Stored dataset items
#####

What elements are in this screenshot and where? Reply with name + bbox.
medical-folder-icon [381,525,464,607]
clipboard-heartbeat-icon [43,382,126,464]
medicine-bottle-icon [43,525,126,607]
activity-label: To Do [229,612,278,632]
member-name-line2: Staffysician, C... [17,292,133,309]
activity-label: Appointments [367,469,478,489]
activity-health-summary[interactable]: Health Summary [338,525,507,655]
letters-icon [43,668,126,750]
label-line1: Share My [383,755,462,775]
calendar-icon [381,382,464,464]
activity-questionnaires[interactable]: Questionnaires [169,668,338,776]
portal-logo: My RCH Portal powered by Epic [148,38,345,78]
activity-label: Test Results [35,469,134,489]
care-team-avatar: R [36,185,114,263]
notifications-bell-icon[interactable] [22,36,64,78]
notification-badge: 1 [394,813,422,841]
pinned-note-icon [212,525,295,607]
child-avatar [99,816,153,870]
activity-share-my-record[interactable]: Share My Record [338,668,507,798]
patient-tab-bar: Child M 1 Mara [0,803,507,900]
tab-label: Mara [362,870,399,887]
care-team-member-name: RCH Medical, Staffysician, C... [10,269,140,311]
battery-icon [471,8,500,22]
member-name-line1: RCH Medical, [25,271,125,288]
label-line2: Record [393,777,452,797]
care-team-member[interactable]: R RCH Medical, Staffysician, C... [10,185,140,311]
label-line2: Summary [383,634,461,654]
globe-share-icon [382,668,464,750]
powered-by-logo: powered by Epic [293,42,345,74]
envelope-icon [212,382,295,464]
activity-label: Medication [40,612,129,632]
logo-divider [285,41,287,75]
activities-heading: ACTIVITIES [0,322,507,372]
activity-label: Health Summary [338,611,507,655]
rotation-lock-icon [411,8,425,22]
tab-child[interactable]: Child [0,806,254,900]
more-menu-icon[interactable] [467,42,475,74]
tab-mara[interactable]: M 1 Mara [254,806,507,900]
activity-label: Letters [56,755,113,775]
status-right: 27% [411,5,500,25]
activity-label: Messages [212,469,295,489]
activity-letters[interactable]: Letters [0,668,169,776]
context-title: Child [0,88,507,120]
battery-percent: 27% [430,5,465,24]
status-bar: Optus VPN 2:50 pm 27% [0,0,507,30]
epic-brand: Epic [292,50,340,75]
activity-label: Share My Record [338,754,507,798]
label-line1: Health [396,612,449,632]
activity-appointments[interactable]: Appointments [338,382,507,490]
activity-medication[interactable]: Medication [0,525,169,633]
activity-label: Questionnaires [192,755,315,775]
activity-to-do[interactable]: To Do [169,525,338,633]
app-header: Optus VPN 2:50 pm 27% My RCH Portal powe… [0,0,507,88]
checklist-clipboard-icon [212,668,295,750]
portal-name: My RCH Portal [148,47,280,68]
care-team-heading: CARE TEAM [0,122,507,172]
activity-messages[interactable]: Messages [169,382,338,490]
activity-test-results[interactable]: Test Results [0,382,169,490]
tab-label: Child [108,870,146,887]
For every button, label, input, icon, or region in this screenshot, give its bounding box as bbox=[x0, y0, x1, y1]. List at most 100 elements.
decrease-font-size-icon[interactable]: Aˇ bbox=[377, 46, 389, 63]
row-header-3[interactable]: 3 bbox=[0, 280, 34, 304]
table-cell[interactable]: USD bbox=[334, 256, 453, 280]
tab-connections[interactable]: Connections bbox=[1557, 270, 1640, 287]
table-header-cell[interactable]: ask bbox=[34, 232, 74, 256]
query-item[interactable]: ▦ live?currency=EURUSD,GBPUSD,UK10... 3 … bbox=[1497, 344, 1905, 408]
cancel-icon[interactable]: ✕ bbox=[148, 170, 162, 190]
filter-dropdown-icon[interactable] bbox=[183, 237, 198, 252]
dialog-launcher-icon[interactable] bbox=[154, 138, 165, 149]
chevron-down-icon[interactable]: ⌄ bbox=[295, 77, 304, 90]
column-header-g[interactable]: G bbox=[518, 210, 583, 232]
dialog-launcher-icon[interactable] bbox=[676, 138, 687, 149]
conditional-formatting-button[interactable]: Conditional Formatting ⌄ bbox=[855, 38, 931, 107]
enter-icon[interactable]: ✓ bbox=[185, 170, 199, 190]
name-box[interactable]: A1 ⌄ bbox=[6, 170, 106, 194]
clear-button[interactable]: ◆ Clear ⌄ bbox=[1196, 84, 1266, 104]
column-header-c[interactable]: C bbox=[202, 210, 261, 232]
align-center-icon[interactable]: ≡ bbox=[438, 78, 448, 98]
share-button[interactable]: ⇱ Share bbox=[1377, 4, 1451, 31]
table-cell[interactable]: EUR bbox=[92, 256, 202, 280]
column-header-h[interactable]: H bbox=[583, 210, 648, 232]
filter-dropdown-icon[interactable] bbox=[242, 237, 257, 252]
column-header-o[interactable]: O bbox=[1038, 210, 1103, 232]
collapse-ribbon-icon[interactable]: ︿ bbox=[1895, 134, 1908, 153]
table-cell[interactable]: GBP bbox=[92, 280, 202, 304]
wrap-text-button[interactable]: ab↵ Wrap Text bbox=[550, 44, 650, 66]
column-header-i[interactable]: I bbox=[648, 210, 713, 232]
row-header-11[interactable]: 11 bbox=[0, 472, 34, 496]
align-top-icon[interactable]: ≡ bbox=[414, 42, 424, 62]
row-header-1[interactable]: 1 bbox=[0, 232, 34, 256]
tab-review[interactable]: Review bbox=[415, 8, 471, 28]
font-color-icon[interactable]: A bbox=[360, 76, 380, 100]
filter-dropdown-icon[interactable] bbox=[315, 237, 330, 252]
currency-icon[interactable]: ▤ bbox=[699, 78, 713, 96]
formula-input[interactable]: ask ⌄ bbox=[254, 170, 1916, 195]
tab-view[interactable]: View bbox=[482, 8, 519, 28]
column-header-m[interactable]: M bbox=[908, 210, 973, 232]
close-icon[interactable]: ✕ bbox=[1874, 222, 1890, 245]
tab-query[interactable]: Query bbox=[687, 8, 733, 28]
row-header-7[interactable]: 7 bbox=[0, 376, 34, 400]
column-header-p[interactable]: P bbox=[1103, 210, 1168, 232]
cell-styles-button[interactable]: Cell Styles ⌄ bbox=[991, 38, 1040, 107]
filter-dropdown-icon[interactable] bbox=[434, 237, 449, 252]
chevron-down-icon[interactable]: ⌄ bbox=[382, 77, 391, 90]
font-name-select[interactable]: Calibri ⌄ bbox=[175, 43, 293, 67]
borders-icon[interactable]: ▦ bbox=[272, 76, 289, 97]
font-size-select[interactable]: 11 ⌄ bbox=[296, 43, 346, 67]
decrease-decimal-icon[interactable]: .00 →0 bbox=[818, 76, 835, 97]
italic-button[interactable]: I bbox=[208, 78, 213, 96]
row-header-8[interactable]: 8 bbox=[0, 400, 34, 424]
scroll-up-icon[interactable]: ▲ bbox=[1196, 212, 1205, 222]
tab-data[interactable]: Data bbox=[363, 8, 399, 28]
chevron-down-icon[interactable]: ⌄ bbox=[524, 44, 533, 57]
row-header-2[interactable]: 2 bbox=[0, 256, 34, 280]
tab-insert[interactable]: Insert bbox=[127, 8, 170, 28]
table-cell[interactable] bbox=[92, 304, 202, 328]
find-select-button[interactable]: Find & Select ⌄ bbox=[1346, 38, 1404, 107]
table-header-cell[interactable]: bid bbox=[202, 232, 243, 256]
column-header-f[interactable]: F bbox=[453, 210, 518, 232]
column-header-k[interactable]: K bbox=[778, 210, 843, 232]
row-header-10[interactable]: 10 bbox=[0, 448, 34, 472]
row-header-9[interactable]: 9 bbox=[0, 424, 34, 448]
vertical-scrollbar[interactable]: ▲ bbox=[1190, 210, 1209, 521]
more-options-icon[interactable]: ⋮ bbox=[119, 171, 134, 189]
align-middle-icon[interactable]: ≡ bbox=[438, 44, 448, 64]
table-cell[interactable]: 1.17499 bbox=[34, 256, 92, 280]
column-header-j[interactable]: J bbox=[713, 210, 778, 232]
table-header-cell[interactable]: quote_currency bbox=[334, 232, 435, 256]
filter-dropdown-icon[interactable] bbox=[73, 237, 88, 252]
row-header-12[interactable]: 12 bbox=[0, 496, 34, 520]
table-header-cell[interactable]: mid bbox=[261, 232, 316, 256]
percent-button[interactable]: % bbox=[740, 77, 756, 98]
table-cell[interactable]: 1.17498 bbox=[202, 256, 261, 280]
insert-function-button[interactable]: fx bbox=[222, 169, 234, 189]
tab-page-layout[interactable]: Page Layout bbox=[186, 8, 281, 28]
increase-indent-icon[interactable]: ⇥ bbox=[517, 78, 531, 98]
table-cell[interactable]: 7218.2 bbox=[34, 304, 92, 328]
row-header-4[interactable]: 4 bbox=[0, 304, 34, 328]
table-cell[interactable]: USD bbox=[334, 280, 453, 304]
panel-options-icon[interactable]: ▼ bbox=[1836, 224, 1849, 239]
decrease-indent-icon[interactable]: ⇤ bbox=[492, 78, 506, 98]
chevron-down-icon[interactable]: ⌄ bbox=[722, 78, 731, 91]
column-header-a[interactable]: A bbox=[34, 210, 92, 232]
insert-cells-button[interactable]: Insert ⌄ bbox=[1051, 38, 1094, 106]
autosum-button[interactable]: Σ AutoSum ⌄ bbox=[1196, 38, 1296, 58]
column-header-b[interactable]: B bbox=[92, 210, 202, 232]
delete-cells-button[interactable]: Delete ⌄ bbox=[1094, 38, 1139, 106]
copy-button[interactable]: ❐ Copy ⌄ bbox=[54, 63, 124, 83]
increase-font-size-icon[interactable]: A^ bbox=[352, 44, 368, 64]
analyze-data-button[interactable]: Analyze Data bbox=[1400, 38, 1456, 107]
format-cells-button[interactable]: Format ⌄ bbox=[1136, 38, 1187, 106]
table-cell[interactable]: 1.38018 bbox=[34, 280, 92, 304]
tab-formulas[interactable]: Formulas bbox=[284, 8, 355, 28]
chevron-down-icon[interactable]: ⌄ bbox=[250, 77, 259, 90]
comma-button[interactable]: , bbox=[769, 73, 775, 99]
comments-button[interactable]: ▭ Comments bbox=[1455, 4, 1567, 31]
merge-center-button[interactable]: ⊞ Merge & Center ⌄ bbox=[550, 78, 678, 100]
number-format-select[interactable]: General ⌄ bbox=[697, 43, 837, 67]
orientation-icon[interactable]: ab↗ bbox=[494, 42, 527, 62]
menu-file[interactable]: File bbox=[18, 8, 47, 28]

#####

▶ _INSTRUCTIONS TO FOLLOW_: Print the lines exactly as they appear, starting with the first line of the records and going on through the line that contains "care-team-member[interactable]: R RCH", including that line.

▶ _TASK ANSWER_:
What elements are in this screenshot and where? Reply with name + bbox.
medical-folder-icon [381,525,464,607]
clipboard-heartbeat-icon [43,382,126,464]
medicine-bottle-icon [43,525,126,607]
activity-label: To Do [229,612,278,632]
member-name-line2: Staffysician, C... [17,292,133,309]
activity-label: Appointments [367,469,478,489]
activity-health-summary[interactable]: Health Summary [338,525,507,655]
letters-icon [43,668,126,750]
label-line1: Share My [383,755,462,775]
calendar-icon [381,382,464,464]
activity-questionnaires[interactable]: Questionnaires [169,668,338,776]
portal-logo: My RCH Portal powered by Epic [148,38,345,78]
activity-label: Test Results [35,469,134,489]
care-team-avatar: R [36,185,114,263]
notifications-bell-icon[interactable] [22,36,64,78]
notification-badge: 1 [394,813,422,841]
pinned-note-icon [212,525,295,607]
child-avatar [99,816,153,870]
activity-share-my-record[interactable]: Share My Record [338,668,507,798]
patient-tab-bar: Child M 1 Mara [0,803,507,900]
tab-label: Mara [362,870,399,887]
care-team-member-name: RCH Medical, Staffysician, C... [10,269,140,311]
battery-icon [471,8,500,22]
member-name-line1: RCH Medical, [25,271,125,288]
label-line2: Record [393,777,452,797]
care-team-member[interactable]: R RCH Medical, Staffysician, C... [10,185,140,311]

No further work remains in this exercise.